__DOCUMENT SEGMENT__:
BEGIN

Given the high level of public interest in the homicide–suicide, myriad media agencies go to tremendous lengths to report all the details of the crime. Masses of people typically congregate on or around crime scenes. Reporters conduct extensive investigations, often interviewing relatives, family members, friends, acquaintances, neighbors, landlords, employers, and other associates of the decedents as well as law enforcement officers and such medical and public health practitioners as pathologists, psychiatrists, psychologists, and other practitioners. These efforts almost invariably culminate in the publication of significant details of the crime. News reports of homicide–suicides also generate feature-length articles in local newspapers and Internet websites (e.g., Ghanaweb.com, Ghanamma.com).
Results
Extent of Intimate Femicide–Suicide
The results showed that there were 35 cases in which men who killed their intimate female partners subsequently committed suicide. The data show that 32 (91.4%) out of the 35 assailants committed suicide within 24 hr of perpetrating femicide. For the remaining 3 cases, the time interval between the femicide and suicide was 48 to 72 hr in 2 (5.7%) cases and 60 days later 1 (2.9%) case. Because homicide and suicide are highly publicized incidents in Ghana, it is fair to conjecture that this number closely reflects the actual number of such incidents. In Ghana, homicide–suicide cases do not escape the attention of the mass media. Falling into the category of high amplitude cases, each of the 35 cases profiled in this study received front-page coverage in the Daily Graphic. In addition, several of the cases were given coverage at one or more of the numerous Ghana Internet websites.
Victim–Offender Relationship
This study explored the nature of the relationship between victims and offenders in homicide–suicide events. In 29 (82.9%) out of the 35 cases, husbands killed their wives. In the remaining 6 (17.1%) cases, men killed girlfriends.
Sociodemographic Characteristics of Victims and Offenders
This study examined the demographic characteristics of offenders and victims. Femicide victims ranged in age from 18 to 60 years old. The assailants ranged in age from 20 to 70 years old. The analysis of data further revealed substantial age differences between the assailants and victims. In every case examined, the male assailant was older than the femicide victim. The age gap between couples ranged from 1 to 35 years. The mean age gap was 6.7 years. In one case, the uxoricidal husband was 35 years older than his wife-victim.
The results show that the majority of the assailants were of lower socioeconomic background, often employed as peasant farmers (48%), unskilled artisans (20%), low-level security personnel (8%), laborers (6%), hunters (4%), or unemployed (4%) at the time of the crime. Femicide victims were also primarily dependent on husbands or from the lower socioeconomic brackets of society, oftentimes described as peasant farmers (48%), petty traders (16%), homemakers (9%), or unemployed (6%). Among the victims were a schoolteacher, a bank teller, and a university student.

END

__GIVEN ENTRIES__:
BEGIN

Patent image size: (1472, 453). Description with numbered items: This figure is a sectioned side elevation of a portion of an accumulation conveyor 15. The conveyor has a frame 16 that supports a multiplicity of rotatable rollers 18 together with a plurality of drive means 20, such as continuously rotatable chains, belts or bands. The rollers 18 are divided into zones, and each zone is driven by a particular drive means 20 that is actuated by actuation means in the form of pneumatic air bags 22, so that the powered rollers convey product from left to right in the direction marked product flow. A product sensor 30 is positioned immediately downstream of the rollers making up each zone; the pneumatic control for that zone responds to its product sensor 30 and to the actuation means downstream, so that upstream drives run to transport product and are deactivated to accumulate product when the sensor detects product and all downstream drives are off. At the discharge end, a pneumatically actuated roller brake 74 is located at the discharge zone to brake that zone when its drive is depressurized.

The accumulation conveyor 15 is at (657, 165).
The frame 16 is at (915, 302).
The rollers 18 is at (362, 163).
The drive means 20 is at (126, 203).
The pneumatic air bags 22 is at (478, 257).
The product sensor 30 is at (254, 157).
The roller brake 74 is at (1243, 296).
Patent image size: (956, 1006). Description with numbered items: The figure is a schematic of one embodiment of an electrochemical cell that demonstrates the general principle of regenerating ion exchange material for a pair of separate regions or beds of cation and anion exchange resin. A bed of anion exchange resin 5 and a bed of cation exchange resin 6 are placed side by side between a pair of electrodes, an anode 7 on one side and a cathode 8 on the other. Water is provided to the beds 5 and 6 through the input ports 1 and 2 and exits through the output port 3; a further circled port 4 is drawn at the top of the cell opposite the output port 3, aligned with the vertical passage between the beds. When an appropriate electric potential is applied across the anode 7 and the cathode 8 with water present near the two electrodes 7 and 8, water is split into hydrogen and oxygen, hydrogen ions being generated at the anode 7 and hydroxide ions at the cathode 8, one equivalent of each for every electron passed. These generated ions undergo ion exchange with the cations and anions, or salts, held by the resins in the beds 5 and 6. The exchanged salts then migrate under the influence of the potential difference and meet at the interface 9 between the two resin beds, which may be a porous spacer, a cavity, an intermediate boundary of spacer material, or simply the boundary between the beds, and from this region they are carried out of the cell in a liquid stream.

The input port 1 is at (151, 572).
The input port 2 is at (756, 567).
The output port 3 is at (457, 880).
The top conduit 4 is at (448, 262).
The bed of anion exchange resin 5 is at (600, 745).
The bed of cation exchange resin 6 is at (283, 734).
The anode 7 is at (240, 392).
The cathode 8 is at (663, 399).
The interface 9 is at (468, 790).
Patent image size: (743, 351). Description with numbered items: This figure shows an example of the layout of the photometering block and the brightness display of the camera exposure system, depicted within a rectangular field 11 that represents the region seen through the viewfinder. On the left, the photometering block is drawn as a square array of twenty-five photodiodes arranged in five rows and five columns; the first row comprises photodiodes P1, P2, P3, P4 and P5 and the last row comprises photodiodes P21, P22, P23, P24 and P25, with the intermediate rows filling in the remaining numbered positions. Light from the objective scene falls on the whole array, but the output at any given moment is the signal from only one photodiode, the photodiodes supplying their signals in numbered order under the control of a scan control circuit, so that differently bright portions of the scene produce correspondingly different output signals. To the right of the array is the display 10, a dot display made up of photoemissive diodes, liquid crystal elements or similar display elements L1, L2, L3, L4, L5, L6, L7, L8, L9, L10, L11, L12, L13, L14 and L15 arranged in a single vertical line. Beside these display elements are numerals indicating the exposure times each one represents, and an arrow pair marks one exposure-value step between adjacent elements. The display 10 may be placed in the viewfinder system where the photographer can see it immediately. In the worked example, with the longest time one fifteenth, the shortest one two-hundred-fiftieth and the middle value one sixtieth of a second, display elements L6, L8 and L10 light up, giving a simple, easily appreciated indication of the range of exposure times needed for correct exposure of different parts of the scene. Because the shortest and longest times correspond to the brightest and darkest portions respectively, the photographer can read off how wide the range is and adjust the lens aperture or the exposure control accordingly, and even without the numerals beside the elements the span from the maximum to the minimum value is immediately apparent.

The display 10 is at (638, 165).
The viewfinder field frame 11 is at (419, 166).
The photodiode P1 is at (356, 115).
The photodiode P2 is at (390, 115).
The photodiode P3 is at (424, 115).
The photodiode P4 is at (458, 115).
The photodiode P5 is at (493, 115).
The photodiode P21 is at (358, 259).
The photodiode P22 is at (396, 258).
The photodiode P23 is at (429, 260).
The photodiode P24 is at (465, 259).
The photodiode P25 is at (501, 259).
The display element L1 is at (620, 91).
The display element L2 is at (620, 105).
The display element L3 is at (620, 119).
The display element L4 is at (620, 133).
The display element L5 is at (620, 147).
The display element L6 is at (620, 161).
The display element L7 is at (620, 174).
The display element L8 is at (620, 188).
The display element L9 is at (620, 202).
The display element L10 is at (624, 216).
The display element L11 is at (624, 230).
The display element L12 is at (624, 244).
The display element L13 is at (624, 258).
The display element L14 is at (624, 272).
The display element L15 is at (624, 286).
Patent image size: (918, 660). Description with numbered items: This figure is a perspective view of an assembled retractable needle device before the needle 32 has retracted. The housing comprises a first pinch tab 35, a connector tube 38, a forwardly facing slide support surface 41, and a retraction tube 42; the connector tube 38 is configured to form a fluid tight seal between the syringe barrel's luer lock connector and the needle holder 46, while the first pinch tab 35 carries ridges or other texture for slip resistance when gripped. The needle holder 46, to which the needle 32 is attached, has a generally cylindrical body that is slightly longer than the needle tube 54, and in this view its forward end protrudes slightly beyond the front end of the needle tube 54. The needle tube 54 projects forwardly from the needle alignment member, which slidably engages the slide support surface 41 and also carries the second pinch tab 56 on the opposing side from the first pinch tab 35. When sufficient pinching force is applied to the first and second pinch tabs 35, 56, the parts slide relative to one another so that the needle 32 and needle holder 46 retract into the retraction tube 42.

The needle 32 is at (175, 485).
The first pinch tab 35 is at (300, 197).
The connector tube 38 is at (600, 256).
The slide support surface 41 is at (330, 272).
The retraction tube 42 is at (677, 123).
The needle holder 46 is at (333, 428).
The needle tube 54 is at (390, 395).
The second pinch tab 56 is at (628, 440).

END

__GOAL OF THE EXERCISE__:
In the study excerpt on intimate femicide–suicide in Ghana, in how many of the 35 cases did husbands kill their wives?

__RESULT BELOW__:
In 29 of the 35 cases (82.9%).